Given problem: Find every line with the word "Funding". Copy those lines.

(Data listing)
*-*-*
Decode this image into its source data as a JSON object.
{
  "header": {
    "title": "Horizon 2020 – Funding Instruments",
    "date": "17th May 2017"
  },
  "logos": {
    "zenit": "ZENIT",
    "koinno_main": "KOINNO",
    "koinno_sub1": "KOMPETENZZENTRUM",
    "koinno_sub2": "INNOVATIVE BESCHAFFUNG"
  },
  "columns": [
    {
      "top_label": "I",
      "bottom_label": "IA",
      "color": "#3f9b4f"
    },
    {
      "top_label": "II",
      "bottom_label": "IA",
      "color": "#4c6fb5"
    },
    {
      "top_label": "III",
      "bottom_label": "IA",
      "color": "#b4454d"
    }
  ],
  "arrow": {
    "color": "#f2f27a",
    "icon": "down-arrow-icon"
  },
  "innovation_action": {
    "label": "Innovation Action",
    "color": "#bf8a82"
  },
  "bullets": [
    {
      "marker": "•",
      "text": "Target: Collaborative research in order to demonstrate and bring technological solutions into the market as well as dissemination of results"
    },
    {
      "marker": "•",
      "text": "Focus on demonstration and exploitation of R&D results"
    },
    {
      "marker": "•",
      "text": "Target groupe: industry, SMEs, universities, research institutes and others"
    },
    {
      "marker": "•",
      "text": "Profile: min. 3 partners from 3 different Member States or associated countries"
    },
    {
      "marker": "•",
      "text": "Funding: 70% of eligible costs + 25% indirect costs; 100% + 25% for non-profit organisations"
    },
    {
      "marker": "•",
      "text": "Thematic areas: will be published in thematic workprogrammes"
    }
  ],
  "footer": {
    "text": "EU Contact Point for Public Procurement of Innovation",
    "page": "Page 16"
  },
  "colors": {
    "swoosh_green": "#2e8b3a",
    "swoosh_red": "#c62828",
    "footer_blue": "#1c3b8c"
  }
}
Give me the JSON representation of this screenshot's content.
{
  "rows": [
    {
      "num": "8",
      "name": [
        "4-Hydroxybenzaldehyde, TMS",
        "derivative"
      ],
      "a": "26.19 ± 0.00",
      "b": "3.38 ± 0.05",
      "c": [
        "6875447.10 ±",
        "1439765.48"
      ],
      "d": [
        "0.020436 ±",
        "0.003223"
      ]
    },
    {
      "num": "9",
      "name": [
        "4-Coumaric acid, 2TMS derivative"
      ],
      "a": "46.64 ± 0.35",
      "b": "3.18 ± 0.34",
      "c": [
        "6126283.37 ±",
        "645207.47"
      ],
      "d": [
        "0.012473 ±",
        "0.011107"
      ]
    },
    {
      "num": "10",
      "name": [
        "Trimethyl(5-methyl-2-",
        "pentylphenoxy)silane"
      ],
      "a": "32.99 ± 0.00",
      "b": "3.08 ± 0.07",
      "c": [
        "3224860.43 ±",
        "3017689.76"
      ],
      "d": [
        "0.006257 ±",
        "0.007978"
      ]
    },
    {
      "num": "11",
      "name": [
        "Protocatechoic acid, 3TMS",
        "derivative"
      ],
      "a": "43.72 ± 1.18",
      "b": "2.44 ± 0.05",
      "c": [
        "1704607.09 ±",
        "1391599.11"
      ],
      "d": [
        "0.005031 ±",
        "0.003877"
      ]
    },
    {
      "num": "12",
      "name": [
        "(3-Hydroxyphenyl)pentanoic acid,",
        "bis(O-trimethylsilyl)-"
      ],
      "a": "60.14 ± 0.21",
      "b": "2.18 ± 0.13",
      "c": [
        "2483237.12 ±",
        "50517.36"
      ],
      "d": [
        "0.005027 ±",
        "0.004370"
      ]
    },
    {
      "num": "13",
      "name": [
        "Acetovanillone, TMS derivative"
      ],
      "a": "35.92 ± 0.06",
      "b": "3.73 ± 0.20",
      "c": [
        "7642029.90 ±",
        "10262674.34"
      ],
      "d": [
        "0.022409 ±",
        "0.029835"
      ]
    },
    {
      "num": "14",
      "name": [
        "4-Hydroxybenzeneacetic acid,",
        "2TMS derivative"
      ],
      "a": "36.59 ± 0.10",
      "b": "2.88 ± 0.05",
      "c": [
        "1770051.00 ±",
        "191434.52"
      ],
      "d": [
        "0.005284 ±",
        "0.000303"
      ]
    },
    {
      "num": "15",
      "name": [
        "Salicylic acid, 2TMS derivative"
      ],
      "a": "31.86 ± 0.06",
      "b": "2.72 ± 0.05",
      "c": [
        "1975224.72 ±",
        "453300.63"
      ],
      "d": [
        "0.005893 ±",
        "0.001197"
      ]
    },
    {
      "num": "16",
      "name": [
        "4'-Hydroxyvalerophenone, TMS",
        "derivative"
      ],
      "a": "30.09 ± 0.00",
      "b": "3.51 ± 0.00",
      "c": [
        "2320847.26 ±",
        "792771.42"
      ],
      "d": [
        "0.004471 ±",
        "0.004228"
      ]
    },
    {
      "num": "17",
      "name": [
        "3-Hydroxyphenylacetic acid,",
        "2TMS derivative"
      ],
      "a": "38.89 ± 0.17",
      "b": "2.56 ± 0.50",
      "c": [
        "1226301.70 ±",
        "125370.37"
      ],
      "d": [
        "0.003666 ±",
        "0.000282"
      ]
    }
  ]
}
*-*-*
Solution:
    "title": "Horizon 2020 – Funding Instruments",
      "text": "Funding: 70% of eligible costs + 25% indirect costs; 100% + 25% for non-profit organisations"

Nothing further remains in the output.